## Brief
Select from the records below every line that has the word "bushel" in it.

## Task data
◆ ◆ ◆ ◆

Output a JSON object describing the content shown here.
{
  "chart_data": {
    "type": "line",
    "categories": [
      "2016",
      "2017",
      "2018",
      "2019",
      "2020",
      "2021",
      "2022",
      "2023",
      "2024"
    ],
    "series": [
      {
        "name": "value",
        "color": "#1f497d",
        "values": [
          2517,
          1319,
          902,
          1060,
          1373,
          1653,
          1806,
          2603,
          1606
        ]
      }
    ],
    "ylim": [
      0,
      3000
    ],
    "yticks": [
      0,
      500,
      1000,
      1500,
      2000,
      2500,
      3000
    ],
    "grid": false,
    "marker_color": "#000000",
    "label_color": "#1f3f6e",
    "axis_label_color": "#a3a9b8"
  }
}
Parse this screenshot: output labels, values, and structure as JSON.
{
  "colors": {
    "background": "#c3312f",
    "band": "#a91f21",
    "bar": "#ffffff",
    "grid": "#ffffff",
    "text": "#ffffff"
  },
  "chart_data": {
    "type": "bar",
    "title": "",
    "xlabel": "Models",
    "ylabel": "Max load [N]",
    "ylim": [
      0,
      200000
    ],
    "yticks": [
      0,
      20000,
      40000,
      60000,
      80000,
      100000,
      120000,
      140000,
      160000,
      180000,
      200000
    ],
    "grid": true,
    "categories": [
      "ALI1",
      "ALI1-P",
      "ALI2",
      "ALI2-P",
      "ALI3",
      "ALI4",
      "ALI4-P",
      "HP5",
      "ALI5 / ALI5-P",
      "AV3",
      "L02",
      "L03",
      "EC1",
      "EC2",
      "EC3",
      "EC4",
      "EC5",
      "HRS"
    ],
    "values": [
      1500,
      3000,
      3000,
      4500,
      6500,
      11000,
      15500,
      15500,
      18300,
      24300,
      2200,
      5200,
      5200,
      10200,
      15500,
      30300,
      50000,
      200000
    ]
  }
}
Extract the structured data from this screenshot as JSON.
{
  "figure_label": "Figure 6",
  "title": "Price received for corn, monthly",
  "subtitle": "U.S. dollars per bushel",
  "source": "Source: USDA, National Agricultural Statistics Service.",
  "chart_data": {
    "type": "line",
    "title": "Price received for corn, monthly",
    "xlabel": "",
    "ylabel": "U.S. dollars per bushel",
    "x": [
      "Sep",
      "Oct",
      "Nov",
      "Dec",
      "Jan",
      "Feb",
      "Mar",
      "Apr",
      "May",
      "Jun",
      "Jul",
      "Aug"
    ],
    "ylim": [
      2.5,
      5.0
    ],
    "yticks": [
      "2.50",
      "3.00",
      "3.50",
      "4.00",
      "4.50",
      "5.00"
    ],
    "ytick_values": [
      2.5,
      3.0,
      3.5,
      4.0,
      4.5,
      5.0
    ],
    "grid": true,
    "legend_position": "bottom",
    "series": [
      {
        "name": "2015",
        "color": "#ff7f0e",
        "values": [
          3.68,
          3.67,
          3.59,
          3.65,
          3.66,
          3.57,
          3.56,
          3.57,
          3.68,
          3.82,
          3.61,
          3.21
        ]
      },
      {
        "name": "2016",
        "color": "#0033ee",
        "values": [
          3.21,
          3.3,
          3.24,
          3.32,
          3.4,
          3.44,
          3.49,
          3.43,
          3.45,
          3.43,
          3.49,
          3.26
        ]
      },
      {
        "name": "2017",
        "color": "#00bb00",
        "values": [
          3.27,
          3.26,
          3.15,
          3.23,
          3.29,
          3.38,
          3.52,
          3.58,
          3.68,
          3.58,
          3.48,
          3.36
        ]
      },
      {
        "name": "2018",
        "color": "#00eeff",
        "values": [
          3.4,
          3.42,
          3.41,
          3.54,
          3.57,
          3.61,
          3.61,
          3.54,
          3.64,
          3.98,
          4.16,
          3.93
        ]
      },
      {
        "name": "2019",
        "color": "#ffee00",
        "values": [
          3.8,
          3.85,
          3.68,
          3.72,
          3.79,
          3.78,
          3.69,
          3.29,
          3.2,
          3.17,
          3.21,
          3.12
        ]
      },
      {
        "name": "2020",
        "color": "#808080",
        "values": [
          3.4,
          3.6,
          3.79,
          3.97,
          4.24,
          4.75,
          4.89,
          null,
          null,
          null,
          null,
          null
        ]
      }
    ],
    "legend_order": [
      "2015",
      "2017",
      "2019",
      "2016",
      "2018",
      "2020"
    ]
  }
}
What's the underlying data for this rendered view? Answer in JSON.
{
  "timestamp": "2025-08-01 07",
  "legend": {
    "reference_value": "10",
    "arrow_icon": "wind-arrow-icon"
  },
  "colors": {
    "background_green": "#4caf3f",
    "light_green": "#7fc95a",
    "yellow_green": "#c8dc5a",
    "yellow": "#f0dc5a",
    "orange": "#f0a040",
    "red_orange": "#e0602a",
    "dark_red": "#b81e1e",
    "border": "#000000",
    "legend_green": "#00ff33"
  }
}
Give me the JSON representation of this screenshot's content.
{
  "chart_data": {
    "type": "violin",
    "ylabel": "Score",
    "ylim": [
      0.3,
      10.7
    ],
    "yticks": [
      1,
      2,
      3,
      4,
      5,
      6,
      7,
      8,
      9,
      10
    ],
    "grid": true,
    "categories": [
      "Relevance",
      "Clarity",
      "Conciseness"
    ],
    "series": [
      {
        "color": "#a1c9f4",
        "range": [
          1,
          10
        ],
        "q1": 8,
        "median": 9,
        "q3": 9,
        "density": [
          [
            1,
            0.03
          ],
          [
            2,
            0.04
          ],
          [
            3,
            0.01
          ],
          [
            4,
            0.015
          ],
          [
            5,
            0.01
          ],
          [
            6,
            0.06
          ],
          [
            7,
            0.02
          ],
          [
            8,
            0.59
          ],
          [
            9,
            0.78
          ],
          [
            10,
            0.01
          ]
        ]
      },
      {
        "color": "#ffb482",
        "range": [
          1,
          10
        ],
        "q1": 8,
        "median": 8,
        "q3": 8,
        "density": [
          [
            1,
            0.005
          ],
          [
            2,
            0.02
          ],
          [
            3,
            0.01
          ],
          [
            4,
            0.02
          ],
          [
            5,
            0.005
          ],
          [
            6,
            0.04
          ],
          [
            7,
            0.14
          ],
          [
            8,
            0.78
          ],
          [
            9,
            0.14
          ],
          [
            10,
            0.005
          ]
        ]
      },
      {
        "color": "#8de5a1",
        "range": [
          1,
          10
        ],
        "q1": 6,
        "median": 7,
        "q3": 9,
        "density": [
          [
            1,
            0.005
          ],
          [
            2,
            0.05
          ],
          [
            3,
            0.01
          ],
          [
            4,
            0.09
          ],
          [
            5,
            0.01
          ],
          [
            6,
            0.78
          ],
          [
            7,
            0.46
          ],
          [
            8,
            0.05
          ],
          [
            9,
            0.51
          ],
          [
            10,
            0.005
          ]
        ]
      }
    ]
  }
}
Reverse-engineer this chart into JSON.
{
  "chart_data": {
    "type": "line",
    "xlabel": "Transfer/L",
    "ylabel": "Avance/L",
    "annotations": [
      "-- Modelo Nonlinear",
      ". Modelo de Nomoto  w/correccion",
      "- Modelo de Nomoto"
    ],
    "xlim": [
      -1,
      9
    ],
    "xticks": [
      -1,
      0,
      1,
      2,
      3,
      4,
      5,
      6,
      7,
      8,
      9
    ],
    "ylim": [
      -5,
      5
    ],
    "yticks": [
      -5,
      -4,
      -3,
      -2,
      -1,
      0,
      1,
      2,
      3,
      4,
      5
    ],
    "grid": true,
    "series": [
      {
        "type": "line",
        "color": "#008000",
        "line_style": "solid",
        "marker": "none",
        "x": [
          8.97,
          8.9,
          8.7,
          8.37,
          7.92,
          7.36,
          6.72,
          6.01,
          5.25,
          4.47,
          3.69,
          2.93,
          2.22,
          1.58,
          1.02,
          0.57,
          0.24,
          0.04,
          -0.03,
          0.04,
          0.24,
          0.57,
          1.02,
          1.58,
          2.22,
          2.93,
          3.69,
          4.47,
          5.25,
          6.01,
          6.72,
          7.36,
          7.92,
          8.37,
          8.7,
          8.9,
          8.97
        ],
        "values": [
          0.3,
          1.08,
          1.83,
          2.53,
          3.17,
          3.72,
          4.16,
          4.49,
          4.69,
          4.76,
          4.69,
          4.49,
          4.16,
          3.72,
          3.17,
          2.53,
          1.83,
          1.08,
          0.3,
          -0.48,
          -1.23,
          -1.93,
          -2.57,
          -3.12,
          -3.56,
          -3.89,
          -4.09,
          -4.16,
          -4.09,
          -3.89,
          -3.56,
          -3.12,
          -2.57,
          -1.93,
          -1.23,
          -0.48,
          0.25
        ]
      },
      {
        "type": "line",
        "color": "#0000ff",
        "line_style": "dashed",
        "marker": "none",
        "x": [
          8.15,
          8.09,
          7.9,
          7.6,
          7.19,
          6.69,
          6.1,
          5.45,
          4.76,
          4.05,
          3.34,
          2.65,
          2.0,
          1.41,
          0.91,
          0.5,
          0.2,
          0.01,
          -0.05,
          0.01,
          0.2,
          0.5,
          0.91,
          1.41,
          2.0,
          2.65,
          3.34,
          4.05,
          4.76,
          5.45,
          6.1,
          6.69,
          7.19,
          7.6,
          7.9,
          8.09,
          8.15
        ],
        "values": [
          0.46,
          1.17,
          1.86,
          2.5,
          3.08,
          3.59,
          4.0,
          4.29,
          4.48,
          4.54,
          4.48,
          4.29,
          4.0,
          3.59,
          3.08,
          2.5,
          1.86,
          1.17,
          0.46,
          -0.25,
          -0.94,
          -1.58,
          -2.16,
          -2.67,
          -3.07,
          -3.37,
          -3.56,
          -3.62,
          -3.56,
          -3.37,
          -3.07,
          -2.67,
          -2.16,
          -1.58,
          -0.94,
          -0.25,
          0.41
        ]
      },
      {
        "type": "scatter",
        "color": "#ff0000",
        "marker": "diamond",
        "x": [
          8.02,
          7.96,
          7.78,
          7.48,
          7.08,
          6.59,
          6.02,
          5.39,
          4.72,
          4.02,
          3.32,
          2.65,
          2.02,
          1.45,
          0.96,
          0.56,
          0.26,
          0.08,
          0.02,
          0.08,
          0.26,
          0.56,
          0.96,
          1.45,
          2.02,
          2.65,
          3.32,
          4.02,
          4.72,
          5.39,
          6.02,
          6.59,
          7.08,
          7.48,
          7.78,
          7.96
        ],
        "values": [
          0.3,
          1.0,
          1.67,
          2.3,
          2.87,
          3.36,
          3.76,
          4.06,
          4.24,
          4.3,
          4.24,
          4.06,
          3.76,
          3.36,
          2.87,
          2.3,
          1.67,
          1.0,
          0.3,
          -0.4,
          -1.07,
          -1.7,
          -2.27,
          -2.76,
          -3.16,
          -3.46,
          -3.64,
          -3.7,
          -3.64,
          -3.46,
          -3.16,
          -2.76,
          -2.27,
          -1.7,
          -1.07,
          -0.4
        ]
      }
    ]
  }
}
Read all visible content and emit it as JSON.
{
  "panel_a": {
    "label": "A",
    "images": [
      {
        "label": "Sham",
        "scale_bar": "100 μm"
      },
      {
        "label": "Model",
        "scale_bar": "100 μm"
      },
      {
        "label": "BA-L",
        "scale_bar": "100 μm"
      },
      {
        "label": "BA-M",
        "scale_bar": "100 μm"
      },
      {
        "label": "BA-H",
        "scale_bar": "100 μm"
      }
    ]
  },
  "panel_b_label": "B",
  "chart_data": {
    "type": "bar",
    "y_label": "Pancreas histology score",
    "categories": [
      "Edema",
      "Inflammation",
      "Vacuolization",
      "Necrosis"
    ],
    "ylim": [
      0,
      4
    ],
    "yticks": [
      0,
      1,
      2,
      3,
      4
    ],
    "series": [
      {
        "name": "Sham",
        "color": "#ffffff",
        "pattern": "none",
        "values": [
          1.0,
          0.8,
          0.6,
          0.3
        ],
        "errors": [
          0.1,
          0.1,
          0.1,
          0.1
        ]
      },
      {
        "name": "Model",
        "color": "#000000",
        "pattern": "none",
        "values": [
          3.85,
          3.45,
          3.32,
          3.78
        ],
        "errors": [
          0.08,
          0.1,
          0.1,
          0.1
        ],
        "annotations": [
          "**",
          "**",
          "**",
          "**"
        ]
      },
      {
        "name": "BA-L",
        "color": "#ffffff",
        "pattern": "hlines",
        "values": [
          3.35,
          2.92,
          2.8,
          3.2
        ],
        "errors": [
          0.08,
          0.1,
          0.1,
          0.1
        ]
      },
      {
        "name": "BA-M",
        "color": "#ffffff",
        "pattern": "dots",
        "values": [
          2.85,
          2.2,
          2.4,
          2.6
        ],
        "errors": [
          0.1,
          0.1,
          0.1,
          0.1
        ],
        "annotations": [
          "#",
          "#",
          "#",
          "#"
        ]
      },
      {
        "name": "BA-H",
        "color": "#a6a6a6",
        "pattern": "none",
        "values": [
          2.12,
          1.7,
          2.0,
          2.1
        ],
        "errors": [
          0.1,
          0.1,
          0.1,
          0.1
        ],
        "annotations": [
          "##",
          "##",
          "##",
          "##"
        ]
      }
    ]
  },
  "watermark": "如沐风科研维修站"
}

◆ ◆ ◆ ◆

## Solution
  "subtitle": "U.S. dollars per bushel",
    "ylabel": "U.S. dollars per bushel",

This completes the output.